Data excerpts
:::::
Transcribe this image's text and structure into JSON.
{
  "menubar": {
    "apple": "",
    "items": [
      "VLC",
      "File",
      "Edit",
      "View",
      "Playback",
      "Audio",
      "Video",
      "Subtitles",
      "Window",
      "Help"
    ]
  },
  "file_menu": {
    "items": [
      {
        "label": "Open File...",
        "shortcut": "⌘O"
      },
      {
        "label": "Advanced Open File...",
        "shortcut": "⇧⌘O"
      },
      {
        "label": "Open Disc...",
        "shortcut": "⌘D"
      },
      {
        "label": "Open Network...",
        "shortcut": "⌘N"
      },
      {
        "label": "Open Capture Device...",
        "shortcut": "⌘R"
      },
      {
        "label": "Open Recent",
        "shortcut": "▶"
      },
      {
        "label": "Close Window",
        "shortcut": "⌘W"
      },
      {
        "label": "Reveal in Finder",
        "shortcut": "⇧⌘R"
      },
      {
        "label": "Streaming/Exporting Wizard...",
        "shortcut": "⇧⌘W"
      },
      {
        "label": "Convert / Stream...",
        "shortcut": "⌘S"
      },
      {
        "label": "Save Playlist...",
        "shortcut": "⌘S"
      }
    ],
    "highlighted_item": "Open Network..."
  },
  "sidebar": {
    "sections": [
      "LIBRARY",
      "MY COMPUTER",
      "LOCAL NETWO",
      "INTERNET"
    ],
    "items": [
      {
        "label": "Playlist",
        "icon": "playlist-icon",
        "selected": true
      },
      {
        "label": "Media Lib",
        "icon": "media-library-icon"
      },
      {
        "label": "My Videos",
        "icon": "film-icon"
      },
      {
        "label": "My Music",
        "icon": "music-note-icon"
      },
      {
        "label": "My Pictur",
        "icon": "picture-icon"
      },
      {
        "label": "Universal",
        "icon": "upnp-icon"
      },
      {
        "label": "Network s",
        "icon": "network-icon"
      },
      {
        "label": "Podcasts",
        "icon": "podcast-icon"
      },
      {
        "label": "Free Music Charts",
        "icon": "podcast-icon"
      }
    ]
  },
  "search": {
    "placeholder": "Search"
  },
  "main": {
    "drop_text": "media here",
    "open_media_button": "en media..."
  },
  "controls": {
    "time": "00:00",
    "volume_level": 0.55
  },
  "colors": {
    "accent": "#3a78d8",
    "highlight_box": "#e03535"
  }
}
:::::
Copy out each record, keeping every word as it is.

→ **Result of the task**
Transcribe this image's text and structure into JSON.
{
  "menubar": {
    "apple": "",
    "items": [
      "VLC",
      "File",
      "Edit",
      "View",
      "Playback",
      "Audio",
      "Video",
      "Subtitles",
      "Window",
      "Help"
    ]
  },
  "file_menu": {
    "items": [
      {
        "label": "Open File...",
        "shortcut": "⌘O"
      },
      {
        "label": "Advanced Open File...",
        "shortcut": "⇧⌘O"
      },
      {
        "label": "Open Disc...",
        "shortcut": "⌘D"
      },
      {
        "label": "Open Network...",
        "shortcut": "⌘N"
      },
      {
        "label": "Open Capture Device...",
        "shortcut": "⌘R"
      },
      {
        "label": "Open Recent",
        "shortcut": "▶"
      },
      {
        "label": "Close Window",
        "shortcut": "⌘W"
      },
      {
        "label": "Reveal in Finder",
        "shortcut": "⇧⌘R"
      },
      {
        "label": "Streaming/Exporting Wizard...",
        "shortcut": "⇧⌘W"
      },
      {
        "label": "Convert / Stream...",
        "shortcut": "⌘S"
      },
      {
        "label": "Save Playlist...",
        "shortcut": "⌘S"
      }
    ],
    "highlighted_item": "Open Network..."
  },
  "sidebar": {
    "sections": [
      "LIBRARY",
      "MY COMPUTER",
      "LOCAL NETWO",
      "INTERNET"
    ],
    "items": [
      {
        "label": "Playlist",
        "icon": "playlist-icon",
        "selected": true
      },
      {
        "label": "Media Lib",
        "icon": "media-library-icon"
      },
      {
        "label": "My Videos",
        "icon": "film-icon"
      },
      {
        "label": "My Music",
        "icon": "music-note-icon"
      },
      {
        "label": "My Pictur",
        "icon": "picture-icon"
      },
      {
        "label": "Universal",
        "icon": "upnp-icon"
      },
      {
        "label": "Network s",
        "icon": "network-icon"
      },
      {
        "label": "Podcasts",
        "icon": "podcast-icon"
      },
      {
        "label": "Free Music Charts",
        "icon": "podcast-icon"
      }
    ]
  },
  "search": {
    "placeholder": "Search"
  },
  "main": {
    "drop_text": "media here",
    "open_media_button": "en media..."
  },
  "controls": {
    "time": "00:00",
    "volume_level": 0.55
  },
  "colors": {
    "accent": "#3a78d8",
    "highlight_box": "#e03535"
  }
}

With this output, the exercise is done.